Requirements: Only the number is wanted: how many lines hold the word "subject"?

Information given:

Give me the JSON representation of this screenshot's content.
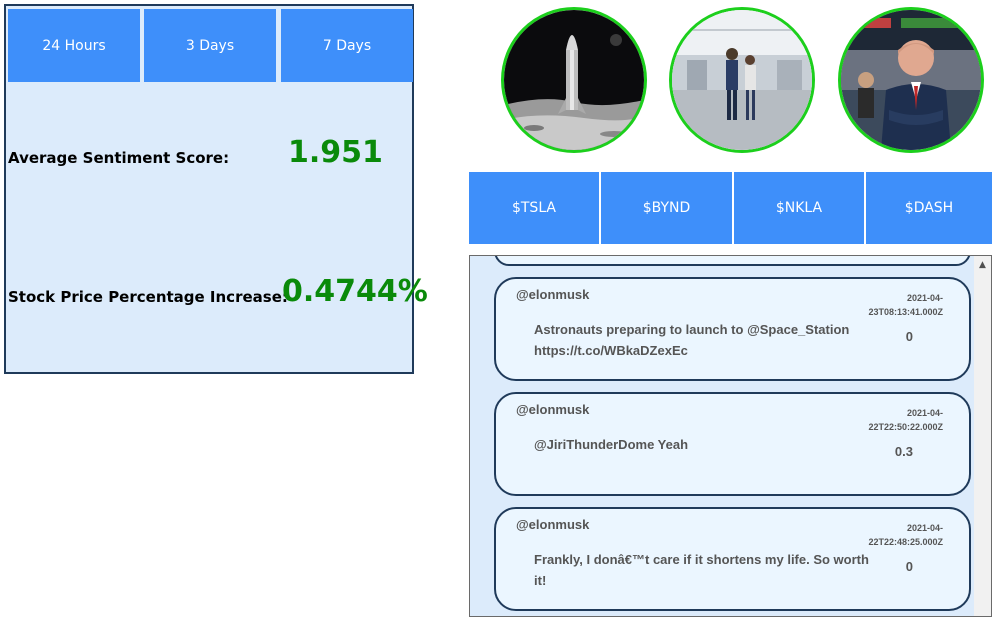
{
  "time_ranges": [
    "24 Hours",
    "3 Days",
    "7 Days"
  ],
  "metrics": {
    "sentiment_label": "Average Sentiment Score:",
    "sentiment_value": "1.951",
    "price_label": "Stock Price Percentage Increase:",
    "price_value": "0.4744%"
  },
  "avatars": [
    {
      "subject": "starship-on-moon"
    },
    {
      "subject": "couple-in-hangar"
    },
    {
      "subject": "man-on-trading-floor"
    }
  ],
  "tickers": [
    "$TSLA",
    "$BYND",
    "$NKLA",
    "$DASH"
  ],
  "tweets": [
    {
      "user": "@elonmusk",
      "time": "2021-04-23T08:13:41.000Z",
      "text": "Astronauts preparing to launch to @Space_Station https://t.co/WBkaDZexEc",
      "score": "0"
    },
    {
      "user": "@elonmusk",
      "time": "2021-04-22T22:50:22.000Z",
      "text": "@JiriThunderDome Yeah",
      "score": "0.3"
    },
    {
      "user": "@elonmusk",
      "time": "2021-04-22T22:48:25.000Z",
      "text": "Frankly, I donâ€™t care if it shortens my life. So worth it!",
      "score": "0"
    }
  ],
  "colors": {
    "accent": "#3e8ffa",
    "panel_bg": "#dcebfb",
    "positive": "#0a8a0a",
    "avatar_ring": "#1ccf1c",
    "border": "#1f3a5a"
  }
}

Output: 3